**EXERCISE GOAL:**
Check each line of the records below and collect those that include the word "JSON".

**RECORDS TO USE:**

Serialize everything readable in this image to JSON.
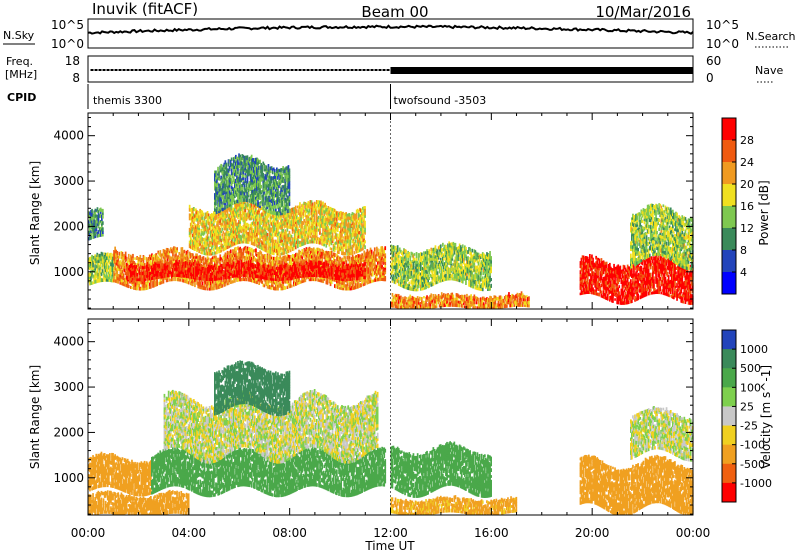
{
  "header": {
    "station": "Inuvik (fitACF)",
    "beam": "Beam 00",
    "date": "10/Mar/2016"
  },
  "noise_panel": {
    "left_label": "N.Sky",
    "left_ticks": [
      "10^5",
      "10^0"
    ],
    "right_label": "N.Search",
    "right_ticks": [
      "10^5",
      "10^0"
    ]
  },
  "freq_panel": {
    "left_label_line1": "Freq.",
    "left_label_line2": "[MHz]",
    "left_ticks": [
      "18",
      "8"
    ],
    "right_label": "Nave",
    "right_ticks": [
      "60",
      "0"
    ]
  },
  "cpid": {
    "label": "CPID",
    "modes": [
      "themis 3300",
      "twofsound -3503"
    ],
    "mode_change_hour": 12.0
  },
  "x_axis": {
    "label": "Time UT",
    "ticks": [
      "00:00",
      "04:00",
      "08:00",
      "12:00",
      "16:00",
      "20:00",
      "00:00"
    ],
    "range_hours": [
      0,
      24
    ]
  },
  "chart_data": [
    {
      "type": "heatmap",
      "title": "",
      "xlabel": "Time UT",
      "ylabel": "Slant Range [km]",
      "xlim_hours": [
        0,
        24
      ],
      "ylim_km": [
        180,
        4500
      ],
      "y_ticks": [
        "1000",
        "2000",
        "3000",
        "4000"
      ],
      "colorbar": {
        "label": "Power [dB]",
        "ticks": [
          "4",
          "8",
          "12",
          "16",
          "20",
          "24",
          "28"
        ],
        "range": [
          0,
          30
        ],
        "colors": [
          "#0000ff",
          "#2244bb",
          "#3a8a5a",
          "#7ec850",
          "#f0e020",
          "#f09a20",
          "#f05a10",
          "#ff0000"
        ]
      },
      "echo_regions": [
        {
          "t_start": 0.0,
          "t_end": 1.0,
          "range_low": 700,
          "range_high": 1300,
          "value": 14
        },
        {
          "t_start": 0.0,
          "t_end": 0.6,
          "range_low": 1700,
          "range_high": 2300,
          "value": 10
        },
        {
          "t_start": 1.0,
          "t_end": 11.8,
          "range_low": 700,
          "range_high": 1400,
          "value": 22
        },
        {
          "t_start": 1.5,
          "t_end": 11.0,
          "range_low": 850,
          "range_high": 1150,
          "value": 28
        },
        {
          "t_start": 4.0,
          "t_end": 11.0,
          "range_low": 1500,
          "range_high": 2400,
          "value": 18
        },
        {
          "t_start": 5.0,
          "t_end": 8.0,
          "range_low": 2400,
          "range_high": 3400,
          "value": 10
        },
        {
          "t_start": 12.0,
          "t_end": 16.0,
          "range_low": 700,
          "range_high": 1500,
          "value": 14
        },
        {
          "t_start": 12.0,
          "t_end": 17.5,
          "range_low": 200,
          "range_high": 450,
          "value": 22
        },
        {
          "t_start": 19.5,
          "t_end": 24.0,
          "range_low": 400,
          "range_high": 1200,
          "value": 28
        },
        {
          "t_start": 21.5,
          "t_end": 24.0,
          "range_low": 1200,
          "range_high": 2300,
          "value": 14
        }
      ]
    },
    {
      "type": "heatmap",
      "title": "",
      "xlabel": "Time UT",
      "ylabel": "Slant Range [km]",
      "xlim_hours": [
        0,
        24
      ],
      "ylim_km": [
        180,
        4500
      ],
      "y_ticks": [
        "1000",
        "2000",
        "3000",
        "4000"
      ],
      "colorbar": {
        "label": "Velocity [m s^-1]",
        "ticks": [
          "1000",
          "500",
          "100",
          "25",
          "-25",
          "-100",
          "-500",
          "-1000"
        ],
        "range": [
          -1000,
          1000
        ],
        "colors": [
          "#2244bb",
          "#3a8a5a",
          "#4aa84a",
          "#7ed04e",
          "#c8c8c8",
          "#f0d020",
          "#f0a020",
          "#f06010",
          "#ff0000"
        ]
      },
      "echo_regions": [
        {
          "t_start": 0.0,
          "t_end": 2.5,
          "range_low": 700,
          "range_high": 1400,
          "value": -300
        },
        {
          "t_start": 0.0,
          "t_end": 4.0,
          "range_low": 150,
          "range_high": 600,
          "value": -200
        },
        {
          "t_start": 2.5,
          "t_end": 11.8,
          "range_low": 700,
          "range_high": 1500,
          "value": 300
        },
        {
          "t_start": 3.0,
          "t_end": 11.5,
          "range_low": 1500,
          "range_high": 2700,
          "value": 0
        },
        {
          "t_start": 5.0,
          "t_end": 8.0,
          "range_low": 2500,
          "range_high": 3400,
          "value": 800
        },
        {
          "t_start": 12.0,
          "t_end": 16.0,
          "range_low": 700,
          "range_high": 1600,
          "value": 200
        },
        {
          "t_start": 12.0,
          "t_end": 17.0,
          "range_low": 200,
          "range_high": 500,
          "value": -150
        },
        {
          "t_start": 19.5,
          "t_end": 24.0,
          "range_low": 300,
          "range_high": 1300,
          "value": -400
        },
        {
          "t_start": 21.5,
          "t_end": 24.0,
          "range_low": 1500,
          "range_high": 2400,
          "value": 0
        }
      ]
    }
  ]
}
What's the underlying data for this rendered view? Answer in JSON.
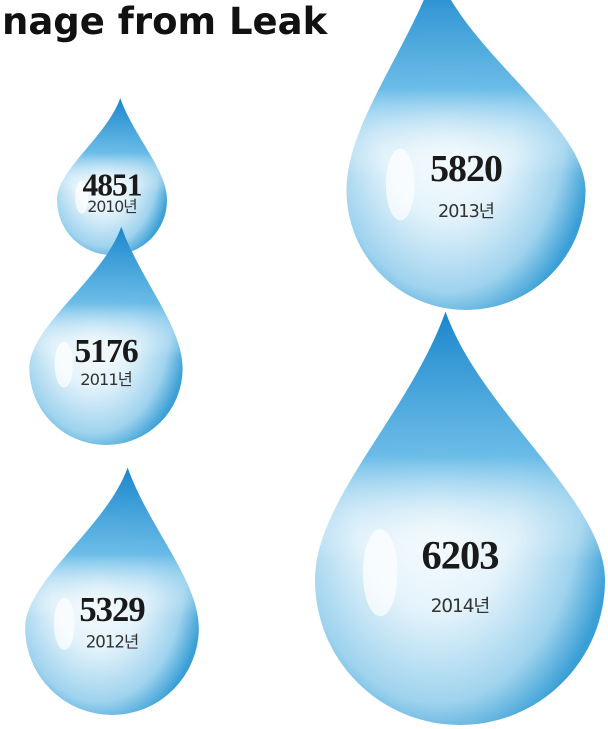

**WORKED ANSWER:**
Serialize everything readable in this image to JSON.
What's the underlying data for this rendered view? Answer in JSON.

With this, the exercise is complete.